Goal of the exercise
In the records below, find each line with the word "iMessage" and copy it.

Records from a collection
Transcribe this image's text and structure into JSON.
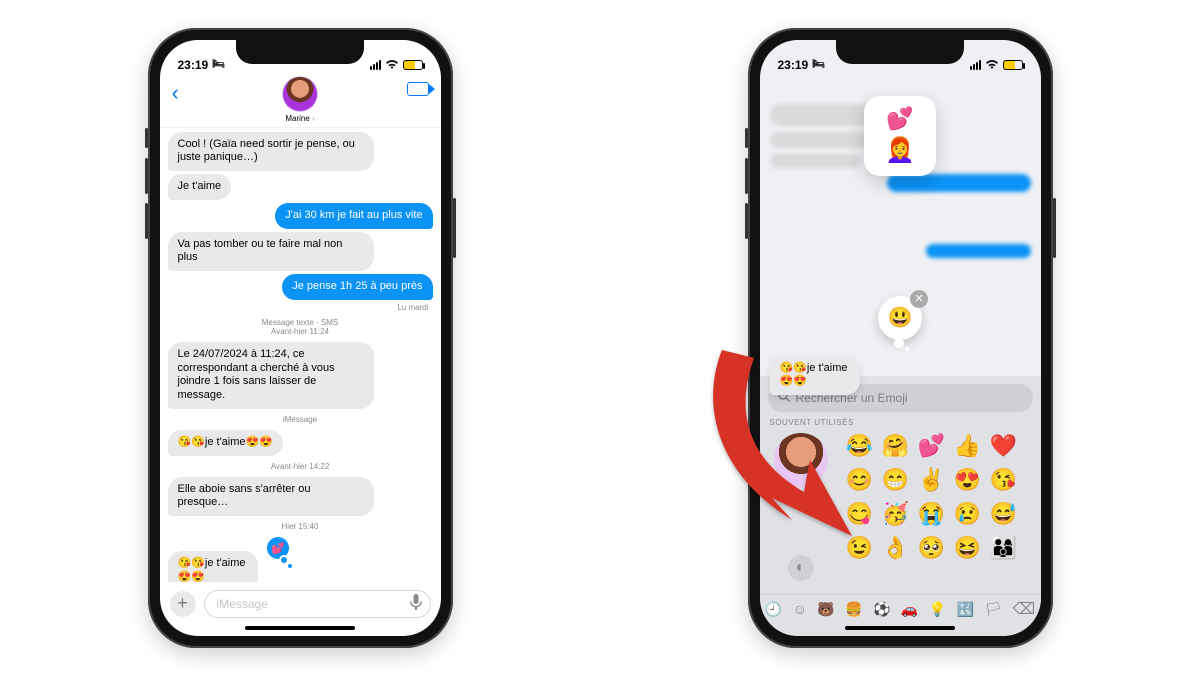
{
  "status": {
    "time": "23:19",
    "dnd": "🛏"
  },
  "left": {
    "contact_name": "Marine",
    "messages": {
      "m1": "Cool ! (Gaïa need sortir je pense, ou juste panique…)",
      "m2": "Je t'aime",
      "m3": "J'ai 30 km je fait au plus vite",
      "m4": "Va pas tomber ou te faire mal non plus",
      "m5": "Je pense 1h 25 à peu près",
      "receipt": "Lu mardi",
      "meta_sms": "Message texte · SMS",
      "meta_sms_time": "Avant-hier 11:24",
      "m6": "Le 24/07/2024 à 11:24, ce correspondant a cherché à vous joindre 1 fois sans laisser de message.",
      "meta_imsg": "iMessage",
      "m7": "😘😘je t'aime😍😍",
      "meta_t2": "Avant-hier 14:22",
      "m8": "Elle aboie sans s'arrêter ou presque…",
      "meta_t3": "Hier 15:40",
      "m9": "😘😘je t'aime😍😍"
    },
    "compose": {
      "placeholder": "iMessage"
    }
  },
  "right": {
    "sticker_popup": {
      "hearts": "💕",
      "memoji": "👩‍🦰"
    },
    "tapback_picker_face": "😃",
    "focused_message": "😘😘je t'aime😍😍",
    "emoji_kb": {
      "search_placeholder": "Rechercher un Emoji",
      "section_title": "SOUVENT UTILISÉS",
      "grid": [
        "😂",
        "🤗",
        "💕",
        "👍",
        "❤️",
        "😊",
        "😁",
        "✌️",
        "😍",
        "😘",
        "😋",
        "🥳",
        "😭",
        "😢",
        "😅",
        "😉",
        "👌",
        "🥺",
        "😆",
        "👨‍👩‍👦"
      ],
      "sticker_icon": "◐",
      "tabs": {
        "recent": "🕘",
        "smiley": "☺",
        "animals": "🐻",
        "food": "🍔",
        "activity": "⚽",
        "travel": "🚗",
        "objects": "💡",
        "symbols": "🔣",
        "flags": "🏳",
        "delete": "⌫"
      }
    }
  }
}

Problem solution
      "meta_imsg": "iMessage",
      "placeholder": "iMessage"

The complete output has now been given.